AVAILABLE DATA -
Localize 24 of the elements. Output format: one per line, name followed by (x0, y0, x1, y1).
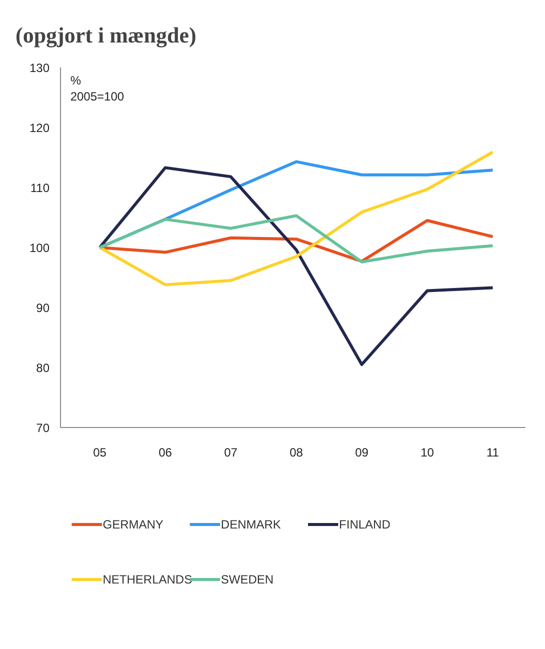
x-tick-label: 07 (224, 446, 238, 460)
y-tick-label: 80 (36, 361, 50, 375)
x-tick-label: 10 (420, 446, 434, 460)
legend-label: SWEDEN (220, 572, 274, 586)
annotation: 2005=100 (70, 90, 124, 104)
y-tick-label: 90 (36, 301, 50, 315)
y-tick-label: 130 (29, 61, 50, 75)
x-tick-label: 05 (93, 446, 107, 460)
line-series (98, 166, 494, 366)
x-tick-label: 11 (486, 446, 500, 460)
y-tick-label: 100 (29, 241, 50, 255)
x-tick-label: 09 (355, 446, 369, 460)
legend-label: GERMANY (102, 518, 164, 532)
y-axis-title: % (70, 74, 82, 88)
y-tick-label: 120 (29, 121, 50, 135)
line-series (98, 150, 494, 286)
y-tick-label: 110 (30, 181, 50, 195)
legend-label: DENMARK (220, 518, 281, 532)
x-tick-label: 06 (158, 446, 172, 460)
chart-title: (opgjort i mængde) (16, 22, 196, 48)
legend-label: NETHERLANDS (102, 572, 192, 586)
legend-label: FINLAND (339, 518, 391, 532)
x-tick-label: 08 (290, 446, 304, 460)
y-tick-label: 70 (36, 421, 50, 435)
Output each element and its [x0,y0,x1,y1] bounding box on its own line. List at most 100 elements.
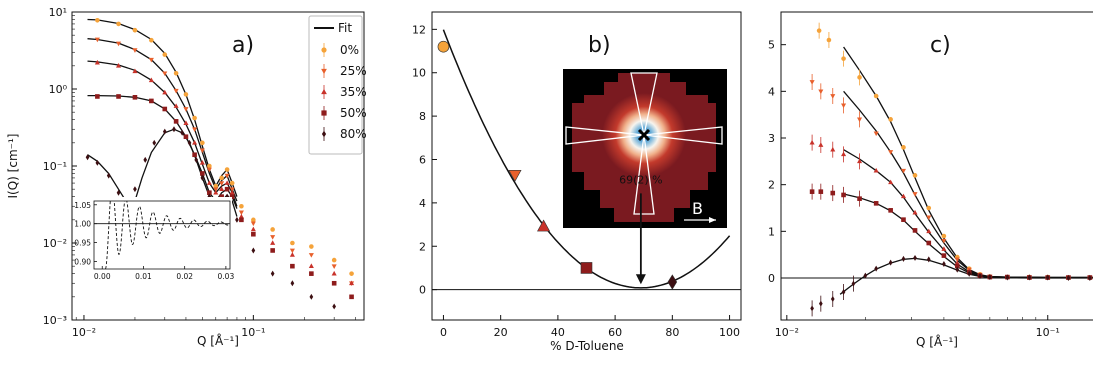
data-point-50pct [901,217,906,222]
data-point-35pct [94,59,100,65]
data-point-50pct [888,208,893,213]
data-point-35pct [857,158,863,164]
data-point-0pct [219,175,224,181]
data-point-80pct [955,266,960,273]
y-tick-label: 10¹ [49,6,67,19]
panel-c-frame [780,11,1093,321]
data-point-0pct [349,271,354,276]
data-point-35pct [809,139,815,145]
field-direction-label: B [692,199,703,218]
data-point-0pct [857,75,862,80]
data-point-50pct [309,271,314,276]
data-point-35pct [270,240,276,245]
data-point-25pct [199,148,205,154]
data-point-0pct [888,117,893,122]
panel-b-x-axis-label: % D-Toluene [550,339,624,353]
fit-curve [843,90,1093,279]
data-point-0pct [95,18,100,23]
inset-frame [93,200,231,270]
panel-a: 10⁻² 10⁻¹ 10⁻³ 10⁻² 10⁻¹ 10⁰ 10¹ a) Q [Å⁻¹] I(… [6,6,367,348]
data-point-0pct [239,203,244,209]
data-point-80pct [251,247,256,254]
data-point-50pct [162,106,168,112]
panel-b-plot-area [432,29,741,291]
data-point-80pct [830,296,835,302]
inset-x-tick-label: 0.02 [176,272,193,281]
panel-b-frame [431,11,742,321]
data-point-25pct [229,187,235,192]
minimum-annotation: 69(2) % [619,173,663,186]
data-point-80pct [270,270,275,277]
data-point-80pct [172,126,176,133]
data-point-50pct [818,189,824,194]
data-point-80pct [841,289,846,295]
data-point-0pct [941,233,947,239]
y-tick-label: 5 [768,39,775,52]
data-point-0pct [290,240,295,246]
data-point-0pct [229,180,235,186]
data-point-35pct [941,246,947,251]
y-tick-label: 12 [412,23,426,36]
panel-a-label: a) [232,33,254,58]
data-point-25pct [888,150,894,155]
data-point-50pct [149,98,154,104]
inset-x-tick-label: 0.00 [94,272,111,281]
data-point-0pct [309,244,314,249]
panel-a-legend: Fit 0% 25% 35% 50% 80% [308,15,367,155]
data-point-50pct [132,95,138,100]
y-tick-label: 10⁰ [49,83,68,96]
data-point-50pct [941,253,947,258]
data-point-35pct [213,189,219,195]
data-point-25pct [148,57,154,63]
x-tick-label: 10⁻¹ [1036,326,1060,339]
data-point-80pct [332,303,337,310]
data-point-0pct [132,27,138,33]
data-point-80pct [95,159,100,166]
y-tick-label: 2 [768,179,775,192]
legend-entries: 0% 25% 35% 50% 80% [321,43,367,141]
data-point-80pct [194,156,199,163]
data-point-80pct [863,272,868,279]
data-point-35pct [841,151,847,157]
data-point-80pct [810,305,814,312]
panel-a-inset: 0.00 0.01 0.02 0.03 0.90 0.95 1.00 1.05 [74,197,234,281]
inset-plot-area [94,201,230,269]
data-point-50pct [251,231,256,237]
data-point-50pct [926,240,932,246]
minimum-arrow [635,193,646,285]
data-point-50pct [183,134,189,140]
data-point-35pct [219,186,225,192]
data-point-80pct [309,293,314,300]
contrast-point [537,219,551,232]
y-tick-label: 0 [768,272,775,285]
data-point-25pct [94,37,100,43]
legend-label: 25% [340,64,367,78]
data-point-25pct [213,187,219,192]
panel-a-axes: 10⁻² 10⁻¹ 10⁻³ 10⁻² 10⁻¹ 10⁰ 10¹ [43,6,356,339]
inset-y-tick-label: 0.90 [74,257,91,266]
data-point-35pct [926,228,932,234]
data-point-80pct [162,128,167,135]
fit-curve [87,60,238,207]
data-point-80pct [926,256,931,263]
fit-curve [87,18,238,197]
data-point-25pct [132,48,138,53]
data-point-0pct [149,37,154,43]
contrast-point [667,274,678,290]
data-point-25pct [224,173,230,179]
legend-marker [321,110,327,116]
inset-background [92,197,232,273]
sector-top [630,72,658,136]
data-point-0pct [207,163,212,169]
data-point-25pct [116,41,122,47]
data-point-50pct [809,189,815,194]
data-point-80pct [818,300,823,307]
data-point-35pct [173,103,179,108]
arrow-head [635,274,646,285]
panel-a-y-axis-label: I(Q) [cm⁻¹] [6,134,20,199]
fit-curve [843,149,1093,279]
data-point-25pct [900,168,907,174]
y-tick-label: 10⁻² [43,237,67,250]
data-point-35pct [148,77,154,83]
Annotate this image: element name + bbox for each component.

REQUIREMENTS -
Rewrite all of the entries above, changing each occurrence of "legend-label" to "legend-text" and leaving every other part unchanged. Leave the pictures out of your answer.

WORKED ANSWER -
Localize 24 of the elements. Output format: one per line, name followed by (x0, y0, x1, y1).
x-tick-label: 07 (224, 446, 238, 460)
y-tick-label: 80 (36, 361, 50, 375)
x-tick-label: 10 (420, 446, 434, 460)
legend-text: SWEDEN (220, 572, 274, 586)
annotation: 2005=100 (70, 90, 124, 104)
y-tick-label: 90 (36, 301, 50, 315)
y-tick-label: 130 (29, 61, 50, 75)
x-tick-label: 05 (93, 446, 107, 460)
line-series (98, 166, 494, 366)
x-tick-label: 11 (486, 446, 500, 460)
y-tick-label: 100 (29, 241, 50, 255)
x-tick-label: 09 (355, 446, 369, 460)
legend-text: GERMANY (102, 518, 164, 532)
y-axis-title: % (70, 74, 82, 88)
y-tick-label: 120 (29, 121, 50, 135)
line-series (98, 150, 494, 286)
y-tick-label: 110 (30, 181, 50, 195)
legend-text: DENMARK (220, 518, 281, 532)
x-tick-label: 06 (158, 446, 172, 460)
chart-title: (opgjort i mængde) (16, 22, 196, 48)
legend-text: NETHERLANDS (102, 572, 192, 586)
legend-text: FINLAND (339, 518, 391, 532)
x-tick-label: 08 (290, 446, 304, 460)
y-tick-label: 70 (36, 421, 50, 435)
Output each element and its [x0,y0,x1,y1] bounding box on its own line. List at most 100 elements.
data-point-50pct [901,217,906,222]
data-point-35pct [94,59,100,65]
data-point-50pct [888,208,893,213]
data-point-35pct [857,158,863,164]
data-point-0pct [219,175,224,181]
data-point-80pct [955,266,960,273]
y-tick-label: 10¹ [49,6,67,19]
panel-c-frame [780,11,1093,321]
data-point-0pct [349,271,354,276]
data-point-35pct [809,139,815,145]
field-direction-label: B [692,199,703,218]
data-point-0pct [857,75,862,80]
data-point-50pct [309,271,314,276]
data-point-35pct [270,240,276,245]
data-point-25pct [199,148,205,154]
data-point-0pct [888,117,893,122]
panel-b-x-axis-label: % D-Toluene [550,339,624,353]
fit-curve [843,90,1093,279]
data-point-0pct [95,18,100,23]
inset-frame [93,200,231,270]
panel-a: 10⁻² 10⁻¹ 10⁻³ 10⁻² 10⁻¹ 10⁰ 10¹ a) Q [Å⁻¹] I(… [6,6,367,348]
data-point-0pct [239,203,244,209]
data-point-80pct [251,247,256,254]
data-point-50pct [162,106,168,112]
panel-b-plot-area [432,29,741,291]
data-point-80pct [830,296,835,302]
inset-x-tick-label: 0.02 [176,272,193,281]
panel-b-frame [431,11,742,321]
data-point-25pct [229,187,235,192]
minimum-annotation: 69(2) % [619,173,663,186]
data-point-80pct [270,270,275,277]
data-point-80pct [172,126,176,133]
data-point-50pct [818,189,824,194]
data-point-80pct [841,289,846,295]
data-point-0pct [941,233,947,239]
y-tick-label: 5 [768,39,775,52]
data-point-0pct [290,240,295,246]
data-point-0pct [229,180,235,186]
data-point-35pct [941,246,947,251]
y-tick-label: 12 [412,23,426,36]
panel-a-label: a) [232,33,254,58]
data-point-25pct [888,150,894,155]
data-point-50pct [149,98,154,104]
inset-x-tick-label: 0.00 [94,272,111,281]
data-point-0pct [309,244,314,249]
panel-a-legend: Fit 0% 25% 35% 50% 80% [308,15,367,155]
data-point-50pct [132,95,138,100]
y-tick-label: 10⁰ [49,83,68,96]
data-point-50pct [941,253,947,258]
data-point-35pct [213,189,219,195]
data-point-25pct [148,57,154,63]
x-tick-label: 10⁻¹ [1036,326,1060,339]
data-point-80pct [332,303,337,310]
data-point-0pct [132,27,138,33]
data-point-80pct [95,159,100,166]
y-tick-label: 2 [768,179,775,192]
legend-entries: 0% 25% 35% 50% 80% [321,43,367,141]
data-point-80pct [194,156,199,163]
data-point-80pct [863,272,868,279]
data-point-35pct [841,151,847,157]
data-point-80pct [810,305,814,312]
panel-a-inset: 0.00 0.01 0.02 0.03 0.90 0.95 1.00 1.05 [74,197,234,281]
inset-plot-area [94,201,230,269]
data-point-50pct [251,231,256,237]
data-point-50pct [926,240,932,246]
minimum-arrow [635,193,646,285]
data-point-50pct [183,134,189,140]
data-point-35pct [219,186,225,192]
data-point-80pct [309,293,314,300]
contrast-point [537,219,551,232]
y-tick-label: 0 [768,272,775,285]
data-point-25pct [94,37,100,43]
legend-text: 25% [340,64,367,78]
data-point-25pct [213,187,219,192]
panel-a-axes: 10⁻² 10⁻¹ 10⁻³ 10⁻² 10⁻¹ 10⁰ 10¹ [43,6,356,339]
inset-y-tick-label: 0.90 [74,257,91,266]
data-point-35pct [926,228,932,234]
data-point-80pct [162,128,167,135]
fit-curve [87,60,238,207]
data-point-80pct [926,256,931,263]
fit-curve [87,18,238,197]
data-point-25pct [132,48,138,53]
data-point-0pct [149,37,154,43]
contrast-point [667,274,678,290]
data-point-25pct [224,173,230,179]
legend-marker [321,110,327,116]
inset-background [92,197,232,273]
sector-top [630,72,658,136]
data-point-0pct [207,163,212,169]
data-point-25pct [116,41,122,47]
data-point-50pct [809,189,815,194]
data-point-80pct [818,300,823,307]
data-point-35pct [173,103,179,108]
arrow-head [635,274,646,285]
panel-a-y-axis-label: I(Q) [cm⁻¹] [6,134,20,199]
fit-curve [843,149,1093,279]
data-point-25pct [900,168,907,174]
y-tick-label: 10⁻² [43,237,67,250]
data-point-35pct [148,77,154,83]
Annotate this image: element name + bbox for each component.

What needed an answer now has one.